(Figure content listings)
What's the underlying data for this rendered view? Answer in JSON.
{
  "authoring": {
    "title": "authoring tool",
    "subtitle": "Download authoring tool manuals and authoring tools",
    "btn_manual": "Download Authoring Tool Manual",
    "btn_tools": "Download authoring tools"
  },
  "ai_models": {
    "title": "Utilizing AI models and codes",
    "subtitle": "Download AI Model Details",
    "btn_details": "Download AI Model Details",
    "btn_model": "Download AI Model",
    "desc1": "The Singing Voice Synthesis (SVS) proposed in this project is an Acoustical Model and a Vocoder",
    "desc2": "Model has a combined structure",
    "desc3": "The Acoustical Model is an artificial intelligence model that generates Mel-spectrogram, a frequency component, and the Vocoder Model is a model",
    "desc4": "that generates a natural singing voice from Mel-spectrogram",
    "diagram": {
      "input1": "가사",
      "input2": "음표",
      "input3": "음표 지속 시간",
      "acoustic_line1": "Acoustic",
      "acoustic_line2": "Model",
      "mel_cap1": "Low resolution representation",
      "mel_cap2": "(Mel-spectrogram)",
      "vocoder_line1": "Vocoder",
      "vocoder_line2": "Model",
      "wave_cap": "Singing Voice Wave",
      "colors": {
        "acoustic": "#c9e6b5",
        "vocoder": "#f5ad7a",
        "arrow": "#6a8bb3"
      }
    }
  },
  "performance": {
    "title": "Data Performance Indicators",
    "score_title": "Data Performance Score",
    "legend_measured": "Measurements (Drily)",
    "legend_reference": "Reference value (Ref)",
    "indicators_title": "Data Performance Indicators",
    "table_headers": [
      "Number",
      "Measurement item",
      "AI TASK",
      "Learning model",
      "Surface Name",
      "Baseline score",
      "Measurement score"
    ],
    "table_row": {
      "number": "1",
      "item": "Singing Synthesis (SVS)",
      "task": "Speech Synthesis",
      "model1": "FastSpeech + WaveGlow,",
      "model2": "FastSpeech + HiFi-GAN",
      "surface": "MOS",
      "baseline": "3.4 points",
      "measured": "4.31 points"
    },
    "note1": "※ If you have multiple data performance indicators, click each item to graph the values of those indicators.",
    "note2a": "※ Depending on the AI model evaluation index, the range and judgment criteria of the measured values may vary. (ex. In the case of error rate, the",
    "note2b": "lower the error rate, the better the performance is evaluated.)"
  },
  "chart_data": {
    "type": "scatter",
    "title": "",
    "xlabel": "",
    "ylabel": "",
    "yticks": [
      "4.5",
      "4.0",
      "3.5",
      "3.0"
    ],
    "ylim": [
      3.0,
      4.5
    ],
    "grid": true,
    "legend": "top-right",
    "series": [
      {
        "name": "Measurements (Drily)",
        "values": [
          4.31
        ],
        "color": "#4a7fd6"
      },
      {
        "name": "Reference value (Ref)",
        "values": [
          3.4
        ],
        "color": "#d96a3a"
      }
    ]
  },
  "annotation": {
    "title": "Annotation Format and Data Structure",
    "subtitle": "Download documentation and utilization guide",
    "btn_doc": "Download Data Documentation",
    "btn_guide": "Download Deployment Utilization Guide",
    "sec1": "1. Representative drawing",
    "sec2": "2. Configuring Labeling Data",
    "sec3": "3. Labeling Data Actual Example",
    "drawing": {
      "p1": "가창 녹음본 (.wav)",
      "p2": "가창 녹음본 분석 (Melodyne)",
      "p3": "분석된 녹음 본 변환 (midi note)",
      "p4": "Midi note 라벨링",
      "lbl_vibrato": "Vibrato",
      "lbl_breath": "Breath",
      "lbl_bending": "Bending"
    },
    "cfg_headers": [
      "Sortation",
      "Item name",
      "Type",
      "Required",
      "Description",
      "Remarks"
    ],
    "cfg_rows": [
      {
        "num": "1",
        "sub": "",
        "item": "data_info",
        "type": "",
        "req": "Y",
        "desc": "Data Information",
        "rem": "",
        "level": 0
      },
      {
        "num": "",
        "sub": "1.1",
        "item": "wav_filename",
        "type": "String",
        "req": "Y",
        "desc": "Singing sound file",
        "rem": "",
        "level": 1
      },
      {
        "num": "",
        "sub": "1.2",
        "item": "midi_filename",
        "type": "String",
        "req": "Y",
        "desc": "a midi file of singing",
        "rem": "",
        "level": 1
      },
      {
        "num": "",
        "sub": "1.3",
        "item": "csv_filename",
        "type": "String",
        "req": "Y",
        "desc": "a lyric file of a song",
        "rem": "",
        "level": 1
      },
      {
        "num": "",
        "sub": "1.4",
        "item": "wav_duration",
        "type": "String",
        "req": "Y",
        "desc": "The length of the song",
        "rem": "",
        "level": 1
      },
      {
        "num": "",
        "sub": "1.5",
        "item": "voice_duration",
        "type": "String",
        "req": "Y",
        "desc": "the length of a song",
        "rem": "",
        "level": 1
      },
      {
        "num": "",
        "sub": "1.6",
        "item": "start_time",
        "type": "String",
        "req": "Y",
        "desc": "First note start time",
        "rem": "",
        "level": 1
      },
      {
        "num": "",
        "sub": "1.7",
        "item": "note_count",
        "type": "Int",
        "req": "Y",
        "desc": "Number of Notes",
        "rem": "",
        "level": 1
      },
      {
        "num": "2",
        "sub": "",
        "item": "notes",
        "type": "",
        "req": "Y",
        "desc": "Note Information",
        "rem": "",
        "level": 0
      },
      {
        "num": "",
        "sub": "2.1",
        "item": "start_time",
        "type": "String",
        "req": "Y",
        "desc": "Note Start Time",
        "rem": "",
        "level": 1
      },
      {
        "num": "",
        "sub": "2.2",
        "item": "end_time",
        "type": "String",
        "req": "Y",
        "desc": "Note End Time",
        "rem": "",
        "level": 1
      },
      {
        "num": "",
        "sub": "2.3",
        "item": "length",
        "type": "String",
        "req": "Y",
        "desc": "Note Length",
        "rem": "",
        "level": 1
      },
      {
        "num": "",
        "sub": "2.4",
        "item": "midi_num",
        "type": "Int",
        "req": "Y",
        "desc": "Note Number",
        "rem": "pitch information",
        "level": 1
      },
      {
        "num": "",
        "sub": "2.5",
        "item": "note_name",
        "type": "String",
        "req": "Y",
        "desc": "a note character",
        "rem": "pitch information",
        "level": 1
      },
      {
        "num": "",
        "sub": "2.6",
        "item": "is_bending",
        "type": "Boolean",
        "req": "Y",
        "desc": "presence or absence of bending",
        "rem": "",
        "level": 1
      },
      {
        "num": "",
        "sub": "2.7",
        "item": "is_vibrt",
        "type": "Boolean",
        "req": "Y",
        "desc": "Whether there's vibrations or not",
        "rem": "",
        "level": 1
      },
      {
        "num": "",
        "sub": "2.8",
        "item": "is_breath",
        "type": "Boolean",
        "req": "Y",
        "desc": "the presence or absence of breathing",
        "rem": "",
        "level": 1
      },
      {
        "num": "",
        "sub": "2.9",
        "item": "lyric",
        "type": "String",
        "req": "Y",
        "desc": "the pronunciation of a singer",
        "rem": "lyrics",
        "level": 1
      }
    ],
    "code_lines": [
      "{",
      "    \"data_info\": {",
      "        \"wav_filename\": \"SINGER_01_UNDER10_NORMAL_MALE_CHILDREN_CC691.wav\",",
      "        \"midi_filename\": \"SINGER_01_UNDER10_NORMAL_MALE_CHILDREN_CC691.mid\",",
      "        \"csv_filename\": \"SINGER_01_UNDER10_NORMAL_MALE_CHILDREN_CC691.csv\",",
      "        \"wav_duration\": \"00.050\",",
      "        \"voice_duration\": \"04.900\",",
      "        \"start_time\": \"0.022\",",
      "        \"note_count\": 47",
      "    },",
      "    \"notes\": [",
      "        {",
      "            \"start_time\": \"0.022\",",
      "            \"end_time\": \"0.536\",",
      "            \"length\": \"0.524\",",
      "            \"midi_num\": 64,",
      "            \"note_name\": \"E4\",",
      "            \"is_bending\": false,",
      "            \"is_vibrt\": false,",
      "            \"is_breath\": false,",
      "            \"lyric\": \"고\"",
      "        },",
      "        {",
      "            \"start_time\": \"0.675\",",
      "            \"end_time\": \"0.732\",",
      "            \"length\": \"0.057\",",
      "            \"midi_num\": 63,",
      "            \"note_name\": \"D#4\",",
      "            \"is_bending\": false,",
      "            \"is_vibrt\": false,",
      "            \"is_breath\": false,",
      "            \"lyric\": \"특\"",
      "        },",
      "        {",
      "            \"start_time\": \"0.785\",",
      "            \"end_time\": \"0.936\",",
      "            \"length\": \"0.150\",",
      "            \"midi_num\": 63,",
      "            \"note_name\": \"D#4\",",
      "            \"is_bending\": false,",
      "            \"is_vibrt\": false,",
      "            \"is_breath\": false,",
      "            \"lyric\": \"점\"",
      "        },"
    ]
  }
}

[Problem description]
Say how many lines in this material hold "FastSpeech", and say nothing else.

[Response to the exercise]
2